==== FRAGMENTO DE TEXTO
La señal más visible del avance del megaproyecto de minería decretado por Nicolás Maduro en 2016 y que ocupa 111.846 kilómetros, casi 12% del territorio nacional, es la aparición de empresas y plantas industriales (públicas y privadas) a orillas de la carretera, cuyo desempeño productivo se mantiene bajo secreto oficial. Las instalaciones, con grandes muros y letreros con sus nombres rotulados, empezaron a ser levantadas en plena pandemia.

De las 41 empresas identificadas en el engañoso mapa corporativo del Arco Minero del Orinoco, la dirección de los dos mayores complejos industriales ha sido vinculada con la familia presidencial o funcionarios públicos; de 75 por ciento del total (31 de 41) se desconoce el proceso de contratación pública: si fueron asignadas a dedo o se presentaron en concursos oficiales. Apenas seis aparecen inscritas y habilitadas para contratar con el Estado. No se tiene la certeza de cuántas se mantienen operativas y ninguna rinde cuenta pública de su desempeño productivo.
========
→ **LISTA DE TAREAS**
1 – Reescriba en forma de lista el párrafo del texto sobre el Arco Minero del Orinoco que comienza con «De las 41 empresas identificadas», conservando sus datos principales.
2 – Continúe el texto sobre el megaproyecto minero del Arco Minero del Orinoco a partir de su última oración.
Las líneas no se requieren para resolver estas tareas.
==== LOS DATOS
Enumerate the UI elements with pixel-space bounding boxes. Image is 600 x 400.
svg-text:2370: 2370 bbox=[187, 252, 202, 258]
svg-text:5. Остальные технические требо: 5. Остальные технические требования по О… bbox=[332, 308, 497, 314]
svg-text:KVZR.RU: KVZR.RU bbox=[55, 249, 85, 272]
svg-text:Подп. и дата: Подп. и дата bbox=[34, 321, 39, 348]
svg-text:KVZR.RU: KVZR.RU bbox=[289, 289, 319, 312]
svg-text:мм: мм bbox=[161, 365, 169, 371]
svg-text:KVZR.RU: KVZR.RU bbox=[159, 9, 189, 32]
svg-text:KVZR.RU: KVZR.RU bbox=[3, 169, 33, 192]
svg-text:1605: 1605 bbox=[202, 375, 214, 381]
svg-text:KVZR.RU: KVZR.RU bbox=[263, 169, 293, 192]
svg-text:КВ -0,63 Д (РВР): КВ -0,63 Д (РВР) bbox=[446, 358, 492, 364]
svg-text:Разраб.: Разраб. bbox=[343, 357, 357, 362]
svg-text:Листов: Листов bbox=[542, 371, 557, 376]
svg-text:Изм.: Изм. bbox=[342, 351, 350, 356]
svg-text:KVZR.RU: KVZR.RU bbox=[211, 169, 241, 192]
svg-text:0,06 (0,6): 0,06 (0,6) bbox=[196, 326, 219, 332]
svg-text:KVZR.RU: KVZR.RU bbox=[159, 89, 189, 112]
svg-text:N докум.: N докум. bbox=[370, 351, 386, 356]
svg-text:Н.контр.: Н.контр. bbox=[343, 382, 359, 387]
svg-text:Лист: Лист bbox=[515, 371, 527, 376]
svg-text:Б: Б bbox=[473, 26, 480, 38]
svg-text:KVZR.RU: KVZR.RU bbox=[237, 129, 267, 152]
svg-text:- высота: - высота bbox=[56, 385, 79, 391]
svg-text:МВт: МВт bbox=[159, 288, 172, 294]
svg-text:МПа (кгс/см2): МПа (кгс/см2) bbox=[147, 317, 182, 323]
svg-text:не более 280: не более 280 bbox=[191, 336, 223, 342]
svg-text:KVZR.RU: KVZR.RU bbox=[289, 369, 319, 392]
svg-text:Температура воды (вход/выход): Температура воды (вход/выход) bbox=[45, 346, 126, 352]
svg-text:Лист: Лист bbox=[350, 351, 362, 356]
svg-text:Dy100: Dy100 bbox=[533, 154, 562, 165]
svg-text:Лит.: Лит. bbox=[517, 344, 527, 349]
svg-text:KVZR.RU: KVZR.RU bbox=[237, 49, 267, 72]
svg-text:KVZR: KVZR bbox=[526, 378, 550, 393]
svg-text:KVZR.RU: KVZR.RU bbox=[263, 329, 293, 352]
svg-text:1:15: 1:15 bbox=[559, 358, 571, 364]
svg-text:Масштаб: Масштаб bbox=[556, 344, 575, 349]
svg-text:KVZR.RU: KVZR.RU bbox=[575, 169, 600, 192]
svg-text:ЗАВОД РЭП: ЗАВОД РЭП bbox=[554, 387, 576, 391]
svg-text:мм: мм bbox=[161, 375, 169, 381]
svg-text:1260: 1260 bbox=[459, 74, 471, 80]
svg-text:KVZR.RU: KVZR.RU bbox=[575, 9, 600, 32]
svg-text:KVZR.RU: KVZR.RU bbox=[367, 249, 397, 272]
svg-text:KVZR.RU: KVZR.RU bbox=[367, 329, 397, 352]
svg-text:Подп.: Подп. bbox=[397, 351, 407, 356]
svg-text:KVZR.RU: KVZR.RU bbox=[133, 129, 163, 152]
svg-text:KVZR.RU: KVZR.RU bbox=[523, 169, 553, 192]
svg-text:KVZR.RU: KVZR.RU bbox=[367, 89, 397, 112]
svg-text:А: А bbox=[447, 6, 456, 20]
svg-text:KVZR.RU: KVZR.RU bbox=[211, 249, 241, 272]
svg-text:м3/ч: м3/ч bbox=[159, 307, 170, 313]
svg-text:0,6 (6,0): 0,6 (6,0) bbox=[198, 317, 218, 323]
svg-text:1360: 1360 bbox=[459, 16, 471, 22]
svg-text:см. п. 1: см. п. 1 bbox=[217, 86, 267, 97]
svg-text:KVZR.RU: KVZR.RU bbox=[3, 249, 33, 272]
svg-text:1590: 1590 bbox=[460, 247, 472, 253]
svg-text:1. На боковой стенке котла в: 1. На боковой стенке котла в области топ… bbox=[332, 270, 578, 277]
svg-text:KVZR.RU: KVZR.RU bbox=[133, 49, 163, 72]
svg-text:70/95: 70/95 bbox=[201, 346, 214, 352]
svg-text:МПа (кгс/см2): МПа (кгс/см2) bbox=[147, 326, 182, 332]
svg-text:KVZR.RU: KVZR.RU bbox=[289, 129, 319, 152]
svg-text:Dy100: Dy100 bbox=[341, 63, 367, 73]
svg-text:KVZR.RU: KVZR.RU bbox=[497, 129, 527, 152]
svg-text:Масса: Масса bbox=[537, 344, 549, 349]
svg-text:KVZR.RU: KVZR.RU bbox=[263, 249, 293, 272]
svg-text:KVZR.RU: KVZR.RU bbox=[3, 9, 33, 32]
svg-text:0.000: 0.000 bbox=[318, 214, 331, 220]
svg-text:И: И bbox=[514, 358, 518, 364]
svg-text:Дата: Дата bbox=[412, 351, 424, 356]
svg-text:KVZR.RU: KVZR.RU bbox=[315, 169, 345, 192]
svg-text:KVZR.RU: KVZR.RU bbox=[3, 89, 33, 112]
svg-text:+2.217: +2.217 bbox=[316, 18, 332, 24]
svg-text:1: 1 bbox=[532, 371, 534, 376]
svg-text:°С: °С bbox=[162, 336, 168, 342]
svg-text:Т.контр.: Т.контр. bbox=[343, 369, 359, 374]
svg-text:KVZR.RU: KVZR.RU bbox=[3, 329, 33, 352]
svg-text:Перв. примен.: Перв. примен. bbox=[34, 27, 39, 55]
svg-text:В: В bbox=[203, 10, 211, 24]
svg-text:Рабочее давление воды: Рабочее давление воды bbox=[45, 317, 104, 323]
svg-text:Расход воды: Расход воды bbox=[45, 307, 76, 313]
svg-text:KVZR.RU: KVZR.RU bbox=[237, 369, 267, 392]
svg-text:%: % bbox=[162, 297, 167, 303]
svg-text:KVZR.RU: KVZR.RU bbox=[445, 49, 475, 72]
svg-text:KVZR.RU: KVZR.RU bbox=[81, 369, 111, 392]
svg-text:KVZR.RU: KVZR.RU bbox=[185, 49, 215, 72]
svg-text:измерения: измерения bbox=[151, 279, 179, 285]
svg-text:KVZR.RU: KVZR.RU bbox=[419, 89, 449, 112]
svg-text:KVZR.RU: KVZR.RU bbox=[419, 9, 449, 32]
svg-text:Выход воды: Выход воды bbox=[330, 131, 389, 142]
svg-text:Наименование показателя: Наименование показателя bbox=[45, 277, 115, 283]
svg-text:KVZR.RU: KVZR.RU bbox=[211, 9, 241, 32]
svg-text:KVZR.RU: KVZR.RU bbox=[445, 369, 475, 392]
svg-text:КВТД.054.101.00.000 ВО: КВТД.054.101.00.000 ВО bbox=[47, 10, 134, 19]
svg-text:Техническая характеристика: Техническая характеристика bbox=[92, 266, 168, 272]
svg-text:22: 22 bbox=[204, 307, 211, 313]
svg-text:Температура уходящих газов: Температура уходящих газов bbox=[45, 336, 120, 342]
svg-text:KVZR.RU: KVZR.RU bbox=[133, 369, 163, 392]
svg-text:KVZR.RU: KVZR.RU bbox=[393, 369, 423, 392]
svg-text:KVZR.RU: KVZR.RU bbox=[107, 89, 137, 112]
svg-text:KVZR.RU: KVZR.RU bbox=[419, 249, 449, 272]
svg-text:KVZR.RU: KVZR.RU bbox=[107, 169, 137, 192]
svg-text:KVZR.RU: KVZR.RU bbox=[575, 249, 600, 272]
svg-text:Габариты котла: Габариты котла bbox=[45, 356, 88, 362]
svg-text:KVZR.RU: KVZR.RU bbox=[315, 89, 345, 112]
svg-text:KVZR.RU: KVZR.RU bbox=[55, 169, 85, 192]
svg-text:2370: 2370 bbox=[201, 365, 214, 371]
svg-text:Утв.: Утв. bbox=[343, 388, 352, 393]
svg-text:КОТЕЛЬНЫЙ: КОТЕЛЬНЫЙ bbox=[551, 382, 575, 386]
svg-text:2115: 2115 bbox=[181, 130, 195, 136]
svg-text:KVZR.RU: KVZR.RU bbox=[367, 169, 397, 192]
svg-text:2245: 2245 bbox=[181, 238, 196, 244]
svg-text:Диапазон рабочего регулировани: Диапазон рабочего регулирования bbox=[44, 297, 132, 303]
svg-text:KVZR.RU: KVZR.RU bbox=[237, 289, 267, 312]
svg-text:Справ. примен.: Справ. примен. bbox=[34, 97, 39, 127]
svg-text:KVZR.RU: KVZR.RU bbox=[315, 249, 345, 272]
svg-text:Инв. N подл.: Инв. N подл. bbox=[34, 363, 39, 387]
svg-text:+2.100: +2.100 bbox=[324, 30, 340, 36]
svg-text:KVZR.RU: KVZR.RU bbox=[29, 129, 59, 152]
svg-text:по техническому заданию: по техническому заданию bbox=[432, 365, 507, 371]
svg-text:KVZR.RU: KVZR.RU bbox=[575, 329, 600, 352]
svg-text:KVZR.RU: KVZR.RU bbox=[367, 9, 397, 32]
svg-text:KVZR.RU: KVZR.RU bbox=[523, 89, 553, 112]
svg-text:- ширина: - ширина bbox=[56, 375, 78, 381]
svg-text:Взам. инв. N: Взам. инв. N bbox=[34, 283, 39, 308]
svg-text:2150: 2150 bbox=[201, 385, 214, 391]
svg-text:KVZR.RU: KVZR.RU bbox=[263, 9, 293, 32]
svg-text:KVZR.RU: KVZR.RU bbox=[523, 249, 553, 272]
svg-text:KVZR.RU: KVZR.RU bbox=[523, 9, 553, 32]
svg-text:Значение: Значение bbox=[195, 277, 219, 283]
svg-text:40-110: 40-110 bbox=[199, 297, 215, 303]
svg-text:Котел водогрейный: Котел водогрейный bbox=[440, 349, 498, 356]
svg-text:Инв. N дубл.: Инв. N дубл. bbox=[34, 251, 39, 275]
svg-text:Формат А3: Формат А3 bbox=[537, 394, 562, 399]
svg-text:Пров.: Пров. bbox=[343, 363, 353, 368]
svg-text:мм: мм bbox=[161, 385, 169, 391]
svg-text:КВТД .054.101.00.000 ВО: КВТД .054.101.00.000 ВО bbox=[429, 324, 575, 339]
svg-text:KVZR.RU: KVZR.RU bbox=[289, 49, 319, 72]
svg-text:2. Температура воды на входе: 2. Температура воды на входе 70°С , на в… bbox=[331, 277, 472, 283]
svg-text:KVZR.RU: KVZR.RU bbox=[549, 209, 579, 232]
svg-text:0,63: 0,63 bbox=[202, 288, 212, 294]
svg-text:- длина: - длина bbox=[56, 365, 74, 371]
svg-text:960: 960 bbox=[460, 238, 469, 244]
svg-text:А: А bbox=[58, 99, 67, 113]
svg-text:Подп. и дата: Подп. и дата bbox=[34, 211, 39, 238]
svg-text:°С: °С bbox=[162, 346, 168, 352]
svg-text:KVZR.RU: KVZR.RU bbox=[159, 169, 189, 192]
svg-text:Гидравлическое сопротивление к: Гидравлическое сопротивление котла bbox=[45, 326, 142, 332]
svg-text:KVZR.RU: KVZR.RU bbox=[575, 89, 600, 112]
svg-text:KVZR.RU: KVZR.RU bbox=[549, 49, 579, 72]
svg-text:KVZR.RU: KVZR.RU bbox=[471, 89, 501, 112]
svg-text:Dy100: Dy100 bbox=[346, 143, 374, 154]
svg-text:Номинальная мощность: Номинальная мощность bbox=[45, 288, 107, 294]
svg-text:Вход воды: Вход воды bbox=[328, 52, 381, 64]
========
→ **RESPUESTAS A EJERCICIOS**
1 –
- El mapa corporativo del Arco Minero del Orinoco, calificado de engañoso, identifica 41 empresas.
- La dirección de los dos mayores complejos industriales ha sido vinculada con la familia presidencial o con funcionarios públicos.
- Se desconoce el proceso de contratación pública del 75 % de las empresas (31 de 41): no se sabe si fueron asignadas a dedo o si participaron en concursos oficiales.
- Solo seis están inscritas y habilitadas para contratar con el Estado.
- No se sabe con certeza cuántas siguen operativas.
- Ninguna rinde cuenta pública de su desempeño productivo.

2 –
Las cifras de producción así como las de tráfico de oro extraído del Arco Minero continúan en la opacidad. No se conoce con certeza cuánto oro se está sacando del megaproyecto de minería creado por decreto en 2016  ni cuánto se está yendo de contrabando. A partir de los cálculos de la organización Transparencia Venezuela, la producción del Arco Minero ronda las 25-35 toneladas anuales, de las cuales se estima que 70% sale como «flujos dispersos», como categorizó la Organización de Cooperación y Desarrollo Económico (OCDE) a los canales informales e ilegales de comercialización del oro.   

El conflicto entre las comunidades indígenas dentro del Arco Minero y las bandas criminales llamadas colectivos, sindicatos mineros o “el sistema” liderados por pranes,  que han consolidado el control territorial de las minas con anuencia del Estado, es un estallido social latente. La más reciente evidencia de esta disputa por la explotación de oro dentro del territorio indígena tuvo lugar la segunda semana de enero de 2022, cuando líderes locales decidieron trancar el paso durante 10 días por la Troncal 10, principal arteria vial del cinturón minero, lo que produjo problemas de abastecimiento. La tensión fue desmontada tras reuniones con las autoridades locales, gobierno regional y la Corporación Venezolana de Minería (CVM), ente coordinador de la gestión dentro del Arco Minero.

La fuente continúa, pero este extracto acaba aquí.